══ ENTRIES PROVIDED

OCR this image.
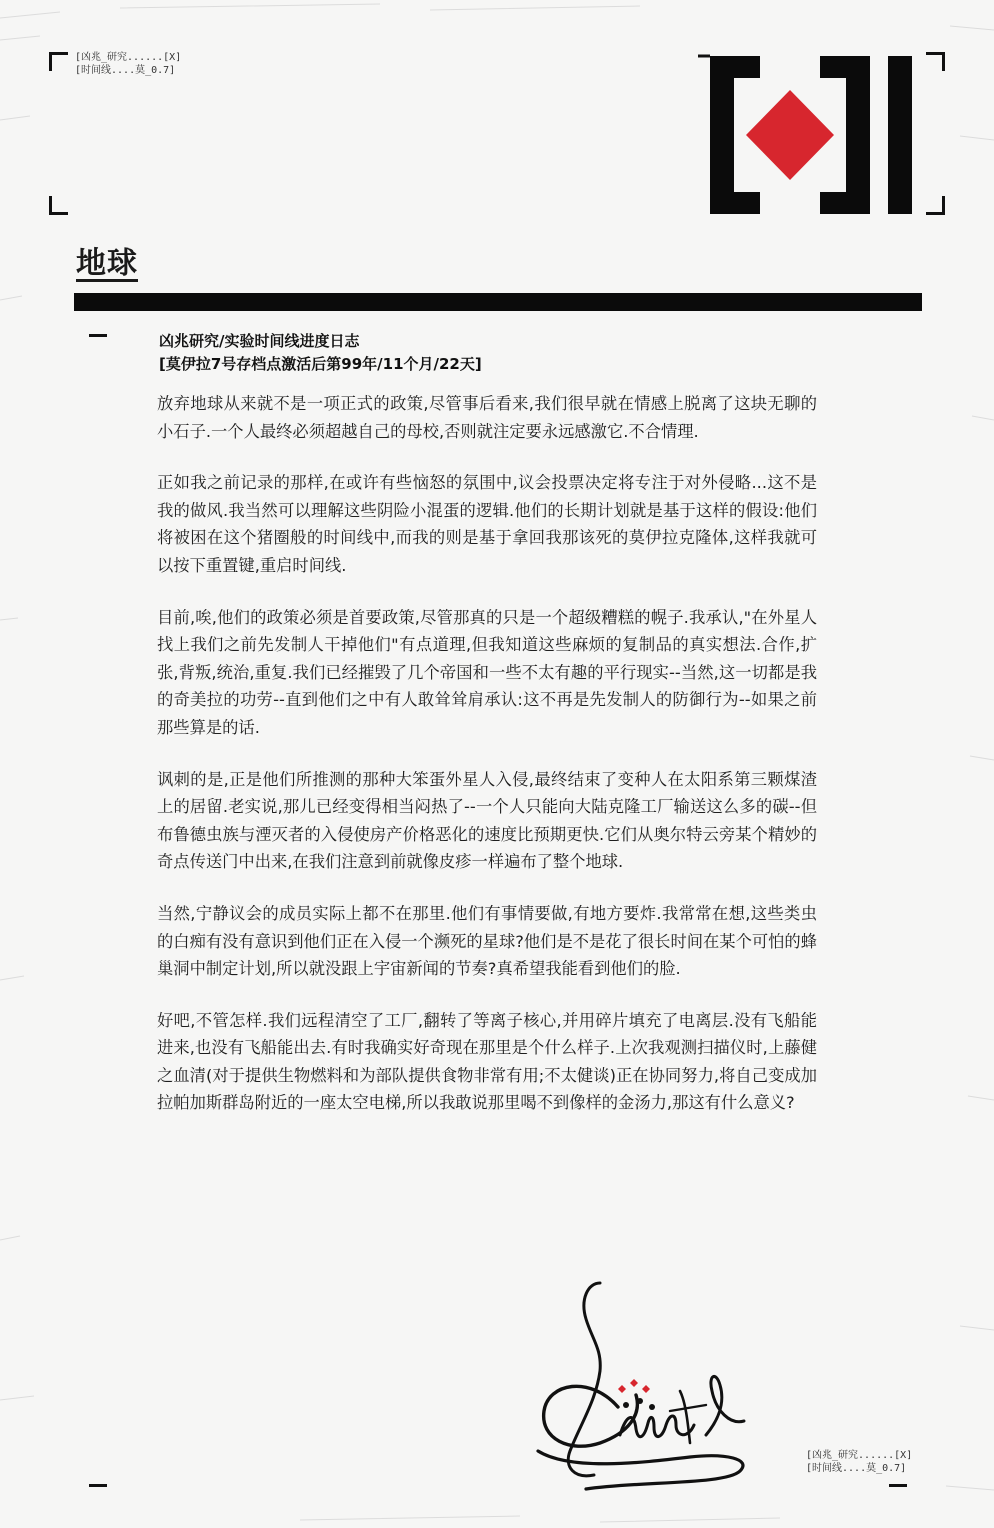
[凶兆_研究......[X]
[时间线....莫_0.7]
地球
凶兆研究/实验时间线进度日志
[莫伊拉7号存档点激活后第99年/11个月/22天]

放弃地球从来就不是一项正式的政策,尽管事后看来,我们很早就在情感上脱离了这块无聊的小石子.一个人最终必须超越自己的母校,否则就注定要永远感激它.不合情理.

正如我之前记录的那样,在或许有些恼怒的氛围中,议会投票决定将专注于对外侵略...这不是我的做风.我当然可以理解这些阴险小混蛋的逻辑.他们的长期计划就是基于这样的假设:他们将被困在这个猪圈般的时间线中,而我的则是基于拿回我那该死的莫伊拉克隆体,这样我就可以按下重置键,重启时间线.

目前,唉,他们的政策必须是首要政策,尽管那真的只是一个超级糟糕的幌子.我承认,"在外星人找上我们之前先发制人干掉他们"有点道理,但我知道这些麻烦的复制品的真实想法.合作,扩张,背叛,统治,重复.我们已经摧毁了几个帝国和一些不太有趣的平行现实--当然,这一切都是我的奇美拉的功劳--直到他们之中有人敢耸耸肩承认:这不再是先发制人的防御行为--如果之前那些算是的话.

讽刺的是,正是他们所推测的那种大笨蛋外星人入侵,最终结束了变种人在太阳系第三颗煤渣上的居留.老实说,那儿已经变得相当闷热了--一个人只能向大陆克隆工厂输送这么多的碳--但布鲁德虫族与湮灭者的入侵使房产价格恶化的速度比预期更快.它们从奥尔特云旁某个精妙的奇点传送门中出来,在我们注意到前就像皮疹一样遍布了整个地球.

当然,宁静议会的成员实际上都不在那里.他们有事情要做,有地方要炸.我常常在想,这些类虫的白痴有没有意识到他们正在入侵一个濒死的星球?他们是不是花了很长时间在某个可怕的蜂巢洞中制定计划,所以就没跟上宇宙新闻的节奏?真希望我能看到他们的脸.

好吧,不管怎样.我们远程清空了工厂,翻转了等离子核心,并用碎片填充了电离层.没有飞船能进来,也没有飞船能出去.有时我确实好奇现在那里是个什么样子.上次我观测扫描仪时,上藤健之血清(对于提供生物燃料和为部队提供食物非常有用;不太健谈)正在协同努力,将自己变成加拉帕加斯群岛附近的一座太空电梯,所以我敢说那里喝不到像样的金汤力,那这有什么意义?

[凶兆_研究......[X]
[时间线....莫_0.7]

════
══ ENTRIES PROVIDED

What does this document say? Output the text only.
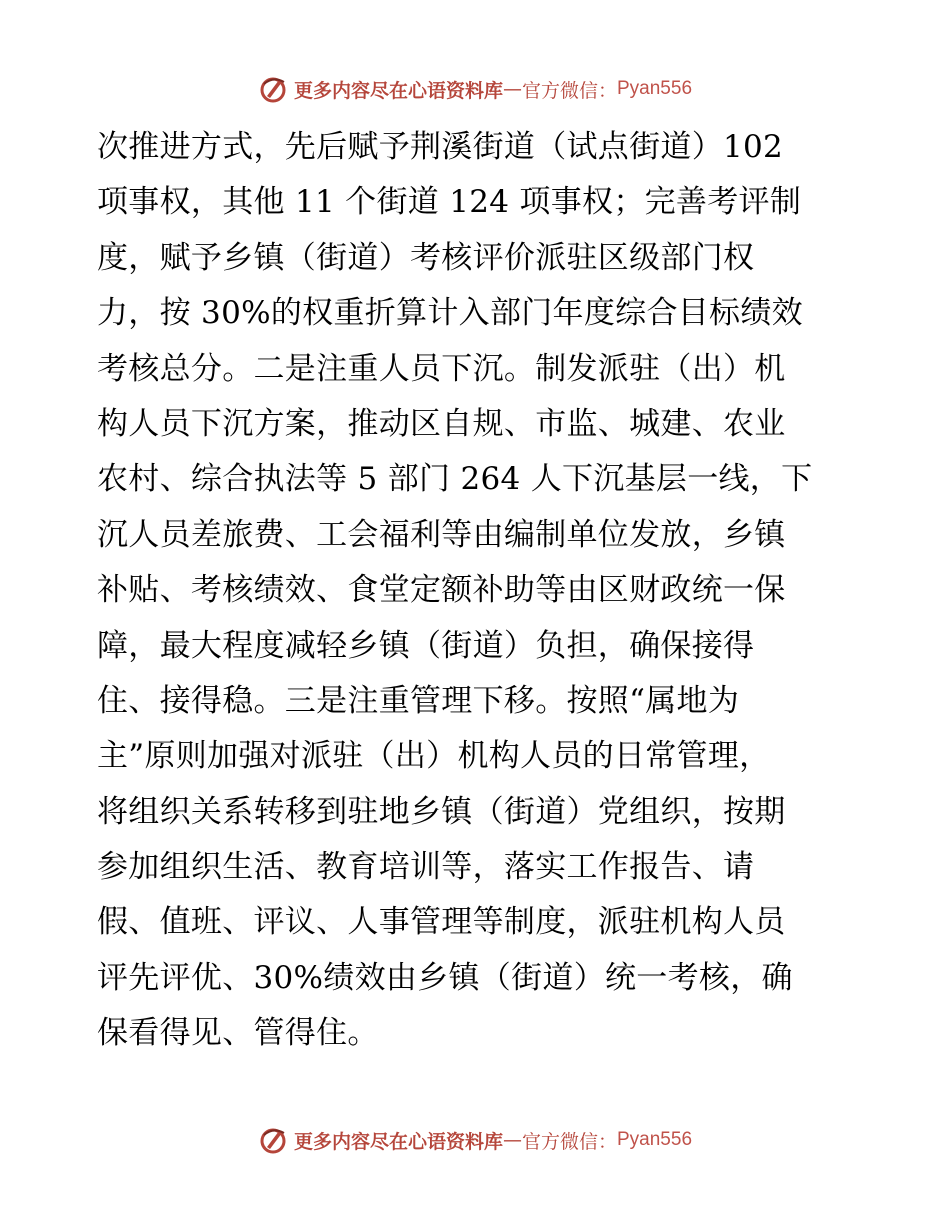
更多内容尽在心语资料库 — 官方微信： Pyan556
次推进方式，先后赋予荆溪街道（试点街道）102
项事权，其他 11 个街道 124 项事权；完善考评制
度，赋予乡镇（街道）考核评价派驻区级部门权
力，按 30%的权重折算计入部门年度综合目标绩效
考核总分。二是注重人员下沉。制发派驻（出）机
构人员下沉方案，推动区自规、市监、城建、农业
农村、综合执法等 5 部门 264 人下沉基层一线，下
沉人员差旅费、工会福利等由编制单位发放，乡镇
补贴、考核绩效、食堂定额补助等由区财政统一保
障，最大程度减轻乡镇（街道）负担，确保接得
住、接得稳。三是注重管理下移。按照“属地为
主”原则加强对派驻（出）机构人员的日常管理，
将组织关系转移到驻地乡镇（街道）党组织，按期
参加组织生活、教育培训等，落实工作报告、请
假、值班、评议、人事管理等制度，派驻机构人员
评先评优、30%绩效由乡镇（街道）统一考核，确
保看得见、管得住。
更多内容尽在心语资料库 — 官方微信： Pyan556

════

The word "this" may turn up on some lines of these records; say how many, with no other words.

2